§ **GIVEN EXERCISE**
Every entry below must appear again, exactly as written.
Start RECORDED INFORMATION
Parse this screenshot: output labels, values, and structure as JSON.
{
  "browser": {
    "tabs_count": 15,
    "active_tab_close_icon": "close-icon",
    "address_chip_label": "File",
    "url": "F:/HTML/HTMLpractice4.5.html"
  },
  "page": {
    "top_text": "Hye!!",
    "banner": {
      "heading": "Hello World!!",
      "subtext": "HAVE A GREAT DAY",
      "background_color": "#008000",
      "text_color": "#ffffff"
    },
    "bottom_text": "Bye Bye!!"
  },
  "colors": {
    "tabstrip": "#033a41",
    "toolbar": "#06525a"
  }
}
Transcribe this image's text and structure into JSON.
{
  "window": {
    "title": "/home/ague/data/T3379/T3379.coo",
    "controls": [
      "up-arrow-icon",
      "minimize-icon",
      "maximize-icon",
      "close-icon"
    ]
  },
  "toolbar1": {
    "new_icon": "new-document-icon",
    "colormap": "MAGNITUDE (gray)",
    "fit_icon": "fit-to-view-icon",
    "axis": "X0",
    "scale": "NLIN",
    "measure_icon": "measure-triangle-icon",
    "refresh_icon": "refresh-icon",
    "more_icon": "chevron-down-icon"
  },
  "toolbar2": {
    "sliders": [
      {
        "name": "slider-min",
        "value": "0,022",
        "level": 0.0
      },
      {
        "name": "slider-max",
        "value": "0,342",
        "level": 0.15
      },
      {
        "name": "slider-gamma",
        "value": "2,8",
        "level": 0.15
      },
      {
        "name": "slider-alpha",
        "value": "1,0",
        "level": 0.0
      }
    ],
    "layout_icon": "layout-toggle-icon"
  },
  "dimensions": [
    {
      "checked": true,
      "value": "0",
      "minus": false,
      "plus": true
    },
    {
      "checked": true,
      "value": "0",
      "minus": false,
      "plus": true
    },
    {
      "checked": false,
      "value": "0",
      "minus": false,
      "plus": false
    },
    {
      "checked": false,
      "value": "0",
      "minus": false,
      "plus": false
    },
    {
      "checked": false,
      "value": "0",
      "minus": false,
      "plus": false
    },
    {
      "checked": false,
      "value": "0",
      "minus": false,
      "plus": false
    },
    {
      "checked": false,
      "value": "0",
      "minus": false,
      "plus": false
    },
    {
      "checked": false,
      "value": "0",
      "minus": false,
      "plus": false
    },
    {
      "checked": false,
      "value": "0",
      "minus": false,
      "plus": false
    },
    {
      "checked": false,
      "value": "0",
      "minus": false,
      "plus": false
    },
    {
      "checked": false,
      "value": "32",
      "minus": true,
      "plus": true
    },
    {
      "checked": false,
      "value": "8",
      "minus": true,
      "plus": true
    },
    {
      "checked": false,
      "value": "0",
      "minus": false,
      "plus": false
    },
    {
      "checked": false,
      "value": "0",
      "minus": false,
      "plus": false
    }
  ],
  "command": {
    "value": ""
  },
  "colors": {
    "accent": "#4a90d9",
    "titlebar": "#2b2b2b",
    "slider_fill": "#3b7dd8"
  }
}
End RECORDED INFORMATION
§ **TASK RESPONSE**
Parse this screenshot: output labels, values, and structure as JSON.
{
  "browser": {
    "tabs_count": 15,
    "active_tab_close_icon": "close-icon",
    "address_chip_label": "File",
    "url": "F:/HTML/HTMLpractice4.5.html"
  },
  "page": {
    "top_text": "Hye!!",
    "banner": {
      "heading": "Hello World!!",
      "subtext": "HAVE A GREAT DAY",
      "background_color": "#008000",
      "text_color": "#ffffff"
    },
    "bottom_text": "Bye Bye!!"
  },
  "colors": {
    "tabstrip": "#033a41",
    "toolbar": "#06525a"
  }
}
Transcribe this image's text and structure into JSON.
{
  "window": {
    "title": "/home/ague/data/T3379/T3379.coo",
    "controls": [
      "up-arrow-icon",
      "minimize-icon",
      "maximize-icon",
      "close-icon"
    ]
  },
  "toolbar1": {
    "new_icon": "new-document-icon",
    "colormap": "MAGNITUDE (gray)",
    "fit_icon": "fit-to-view-icon",
    "axis": "X0",
    "scale": "NLIN",
    "measure_icon": "measure-triangle-icon",
    "refresh_icon": "refresh-icon",
    "more_icon": "chevron-down-icon"
  },
  "toolbar2": {
    "sliders": [
      {
        "name": "slider-min",
        "value": "0,022",
        "level": 0.0
      },
      {
        "name": "slider-max",
        "value": "0,342",
        "level": 0.15
      },
      {
        "name": "slider-gamma",
        "value": "2,8",
        "level": 0.15
      },
      {
        "name": "slider-alpha",
        "value": "1,0",
        "level": 0.0
      }
    ],
    "layout_icon": "layout-toggle-icon"
  },
  "dimensions": [
    {
      "checked": true,
      "value": "0",
      "minus": false,
      "plus": true
    },
    {
      "checked": true,
      "value": "0",
      "minus": false,
      "plus": true
    },
    {
      "checked": false,
      "value": "0",
      "minus": false,
      "plus": false
    },
    {
      "checked": false,
      "value": "0",
      "minus": false,
      "plus": false
    },
    {
      "checked": false,
      "value": "0",
      "minus": false,
      "plus": false
    },
    {
      "checked": false,
      "value": "0",
      "minus": false,
      "plus": false
    },
    {
      "checked": false,
      "value": "0",
      "minus": false,
      "plus": false
    },
    {
      "checked": false,
      "value": "0",
      "minus": false,
      "plus": false
    },
    {
      "checked": false,
      "value": "0",
      "minus": false,
      "plus": false
    },
    {
      "checked": false,
      "value": "0",
      "minus": false,
      "plus": false
    },
    {
      "checked": false,
      "value": "32",
      "minus": true,
      "plus": true
    },
    {
      "checked": false,
      "value": "8",
      "minus": true,
      "plus": true
    },
    {
      "checked": false,
      "value": "0",
      "minus": false,
      "plus": false
    },
    {
      "checked": false,
      "value": "0",
      "minus": false,
      "plus": false
    }
  ],
  "command": {
    "value": ""
  },
  "colors": {
    "accent": "#4a90d9",
    "titlebar": "#2b2b2b",
    "slider_fill": "#3b7dd8"
  }
}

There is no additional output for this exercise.